- [Excerpt]
Studio album by David Murray
- Released: 1999
- Recorded: August 3, 1998
- Genre: Jazz
- Length: 71:04
- Label: Pow Wow
- Producer: Herbie Miller

David Murray chronology
| Creole (1998) | Seasons (1999) | Speaking in Tongues (1999) |

= Seasons (David Murray album) =

Seasons is an album by David Murray, released on the Pow Wow label. It was released in 1999 and contains performances by Murray and a veteran quartet of pianist Roland Hanna, bassist Richard Davis and drummer Victor Lewis.

==Reception==
The AllMusic review by Scott Yanow stated: "Among the better numbers on this restrained date are 'Spring Will Be a Little Late This Year,' 'The Summer Knows,' 'Autumn in New York,' and 'Snowfall.'"

- [Problem statement]
Rewrite the Seasons album text, everything from "Seasons is an" down to "drummer Victor Lewis.", replacing "veteran" with "seasoned".

- [Provided material]
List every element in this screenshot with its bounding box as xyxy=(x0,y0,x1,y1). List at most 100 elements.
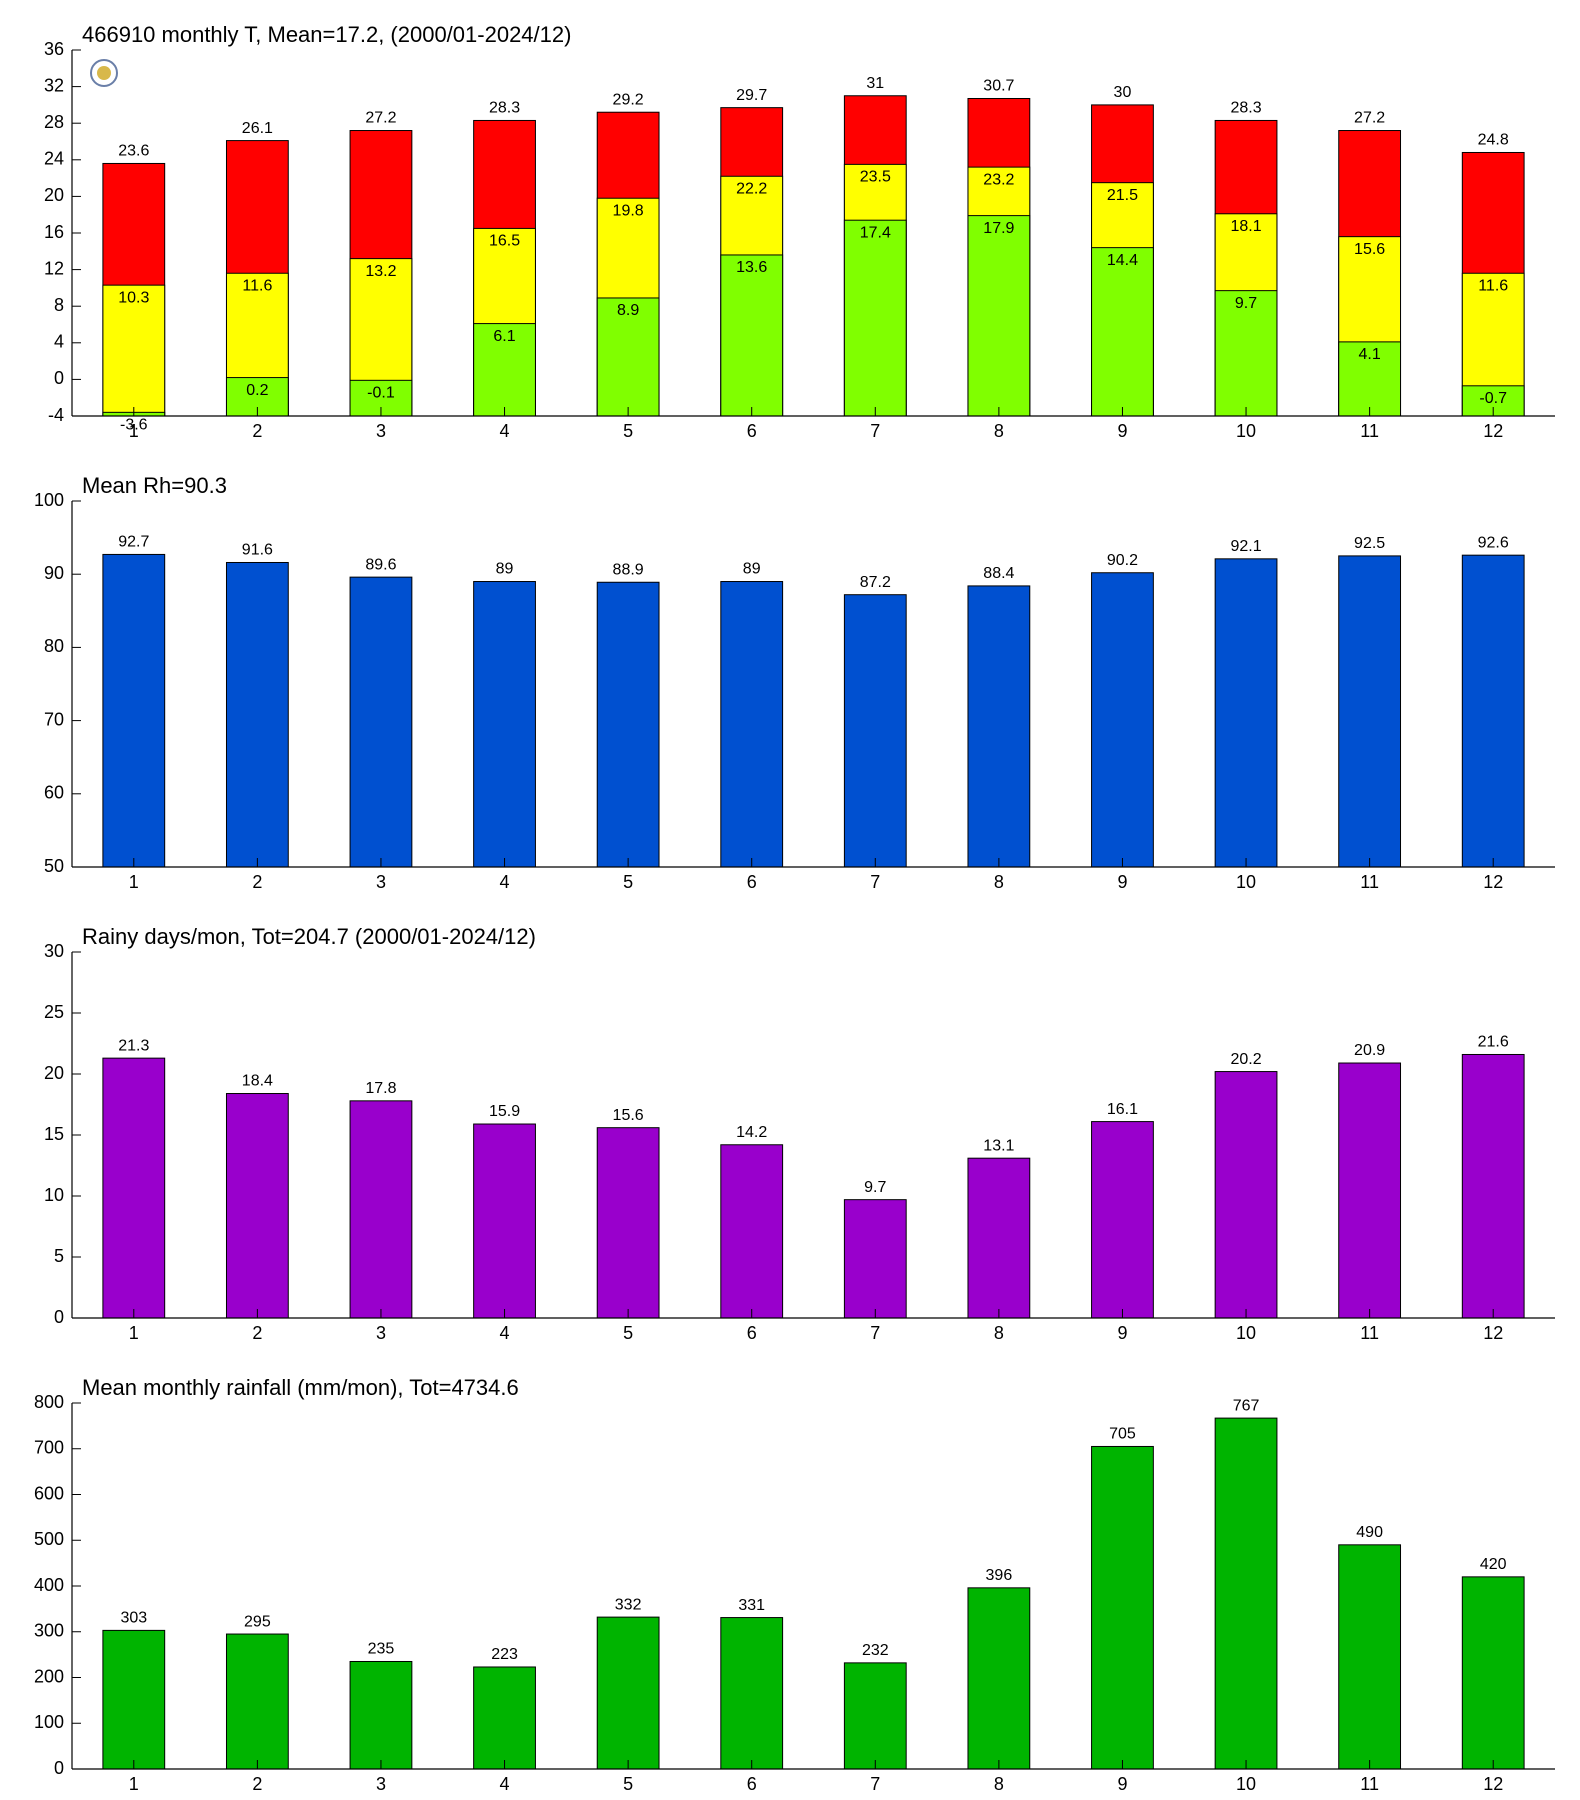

- [Answer]
Seasons is an album by David Murray, released on the Pow Wow label. It was released in 1999 and contains performances by Murray and a seasoned quartet of pianist Roland Hanna, bassist Richard Davis and drummer Victor Lewis.